##### Items #####
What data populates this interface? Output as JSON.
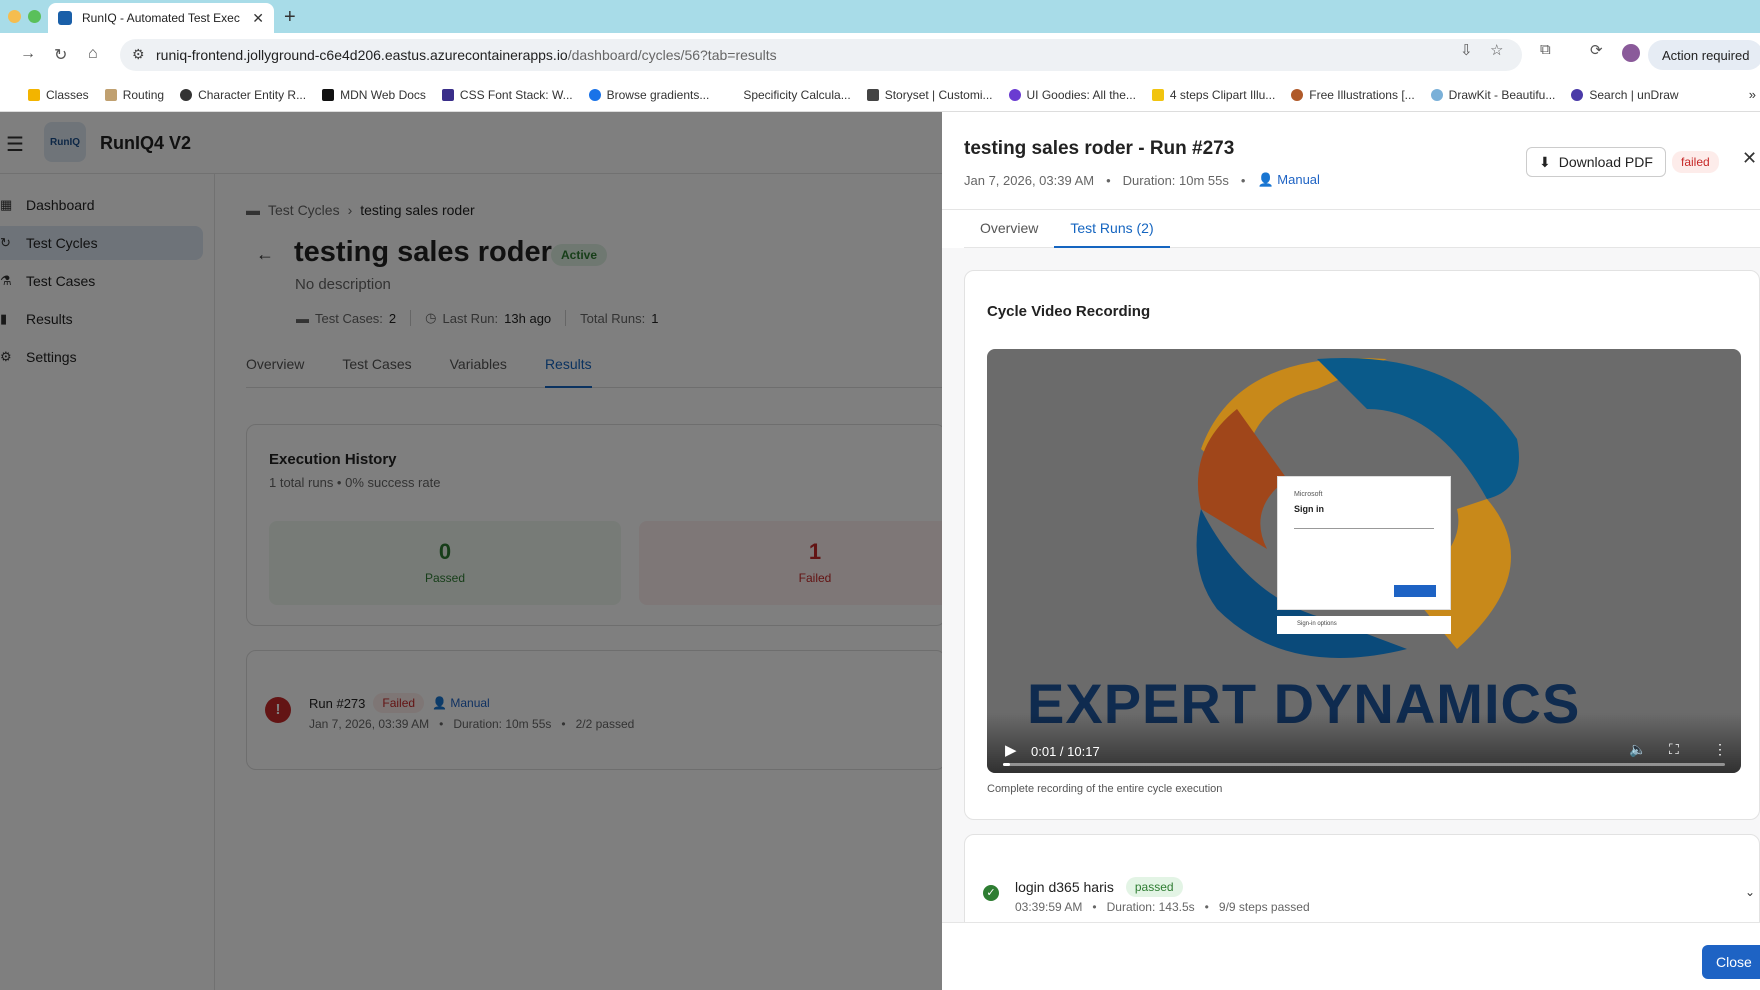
{
  "browser": {
    "tab_title": "RunIQ - Automated Test Exec",
    "url_host": "runiq-frontend.jollyground-c6e4d206.eastus.azurecontainerapps.io",
    "url_path": "/dashboard/cycles/56?tab=results",
    "action_required": "Action required",
    "bookmarks": [
      "Classes",
      "Routing",
      "Character Entity R...",
      "MDN Web Docs",
      "CSS Font Stack: W...",
      "Browse gradients...",
      "Specificity Calcula...",
      "Storyset | Customi...",
      "UI Goodies: All the...",
      "4 steps Clipart Illu...",
      "Free Illustrations [...",
      "DrawKit - Beautifu...",
      "Search | unDraw"
    ]
  },
  "app": {
    "brand": "RunIQ4 V2",
    "logo_text": "RunIQ",
    "nav": [
      "Dashboard",
      "Test Cycles",
      "Test Cases",
      "Results",
      "Settings"
    ],
    "active_nav": "Test Cycles"
  },
  "page": {
    "breadcrumb_root": "Test Cycles",
    "breadcrumb_current": "testing sales roder",
    "title": "testing sales roder",
    "status": "Active",
    "description": "No description",
    "test_cases_label": "Test Cases:",
    "test_cases_value": "2",
    "last_run_label": "Last Run:",
    "last_run_value": "13h ago",
    "total_runs_label": "Total Runs:",
    "total_runs_value": "1",
    "tabs": [
      "Overview",
      "Test Cases",
      "Variables",
      "Results"
    ],
    "active_tab": "Results"
  },
  "execution_history": {
    "title": "Execution History",
    "subtitle": "1 total runs • 0% success rate",
    "passed_value": "0",
    "passed_label": "Passed",
    "failed_value": "1",
    "failed_label": "Failed"
  },
  "run_item": {
    "title": "Run #273",
    "status": "Failed",
    "trigger": "Manual",
    "date": "Jan 7, 2026, 03:39 AM",
    "duration": "Duration: 10m 55s",
    "passed": "2/2 passed"
  },
  "drawer": {
    "title": "testing sales roder - Run #273",
    "date": "Jan 7, 2026, 03:39 AM",
    "duration": "Duration: 10m 55s",
    "trigger": "Manual",
    "download_label": "Download PDF",
    "status": "failed",
    "tabs": [
      "Overview",
      "Test Runs (2)"
    ],
    "active_tab": "Test Runs (2)",
    "video_title": "Cycle Video Recording",
    "video_time": "0:01 / 10:17",
    "video_progress": 0.01,
    "video_caption": "Complete recording of the entire cycle execution",
    "video_frame": {
      "ms_label": "Microsoft",
      "signin": "Sign in",
      "option": "Sign-in options",
      "brand_text": "EXPERT DYNAMICS"
    },
    "test_case": {
      "name": "login d365 haris",
      "status": "passed",
      "time": "03:39:59 AM",
      "duration": "Duration: 143.5s",
      "steps": "9/9 steps passed"
    },
    "close_label": "Close"
  },
  "colors": {
    "accent": "#1565c0",
    "failed": "#c62828",
    "passed": "#2e7d32"
  }
}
#####
> _Request_:
Quote the entries above word for word. Leave the images out.

> _Result of the exercise_:
What data populates this interface? Output as JSON.
{
  "browser": {
    "tab_title": "RunIQ - Automated Test Exec",
    "url_host": "runiq-frontend.jollyground-c6e4d206.eastus.azurecontainerapps.io",
    "url_path": "/dashboard/cycles/56?tab=results",
    "action_required": "Action required",
    "bookmarks": [
      "Classes",
      "Routing",
      "Character Entity R...",
      "MDN Web Docs",
      "CSS Font Stack: W...",
      "Browse gradients...",
      "Specificity Calcula...",
      "Storyset | Customi...",
      "UI Goodies: All the...",
      "4 steps Clipart Illu...",
      "Free Illustrations [...",
      "DrawKit - Beautifu...",
      "Search | unDraw"
    ]
  },
  "app": {
    "brand": "RunIQ4 V2",
    "logo_text": "RunIQ",
    "nav": [
      "Dashboard",
      "Test Cycles",
      "Test Cases",
      "Results",
      "Settings"
    ],
    "active_nav": "Test Cycles"
  },
  "page": {
    "breadcrumb_root": "Test Cycles",
    "breadcrumb_current": "testing sales roder",
    "title": "testing sales roder",
    "status": "Active",
    "description": "No description",
    "test_cases_label": "Test Cases:",
    "test_cases_value": "2",
    "last_run_label": "Last Run:",
    "last_run_value": "13h ago",
    "total_runs_label": "Total Runs:",
    "total_runs_value": "1",
    "tabs": [
      "Overview",
      "Test Cases",
      "Variables",
      "Results"
    ],
    "active_tab": "Results"
  },
  "execution_history": {
    "title": "Execution History",
    "subtitle": "1 total runs • 0% success rate",
    "passed_value": "0",
    "passed_label": "Passed",
    "failed_value": "1",
    "failed_label": "Failed"
  },
  "run_item": {
    "title": "Run #273",
    "status": "Failed",
    "trigger": "Manual",
    "date": "Jan 7, 2026, 03:39 AM",
    "duration": "Duration: 10m 55s",
    "passed": "2/2 passed"
  },
  "drawer": {
    "title": "testing sales roder - Run #273",
    "date": "Jan 7, 2026, 03:39 AM",
    "duration": "Duration: 10m 55s",
    "trigger": "Manual",
    "download_label": "Download PDF",
    "status": "failed",
    "tabs": [
      "Overview",
      "Test Runs (2)"
    ],
    "active_tab": "Test Runs (2)",
    "video_title": "Cycle Video Recording",
    "video_time": "0:01 / 10:17",
    "video_progress": 0.01,
    "video_caption": "Complete recording of the entire cycle execution",
    "video_frame": {
      "ms_label": "Microsoft",
      "signin": "Sign in",
      "option": "Sign-in options",
      "brand_text": "EXPERT DYNAMICS"
    },
    "test_case": {
      "name": "login d365 haris",
      "status": "passed",
      "time": "03:39:59 AM",
      "duration": "Duration: 143.5s",
      "steps": "9/9 steps passed"
    },
    "close_label": "Close"
  },
  "colors": {
    "accent": "#1565c0",
    "failed": "#c62828",
    "passed": "#2e7d32"
  }
}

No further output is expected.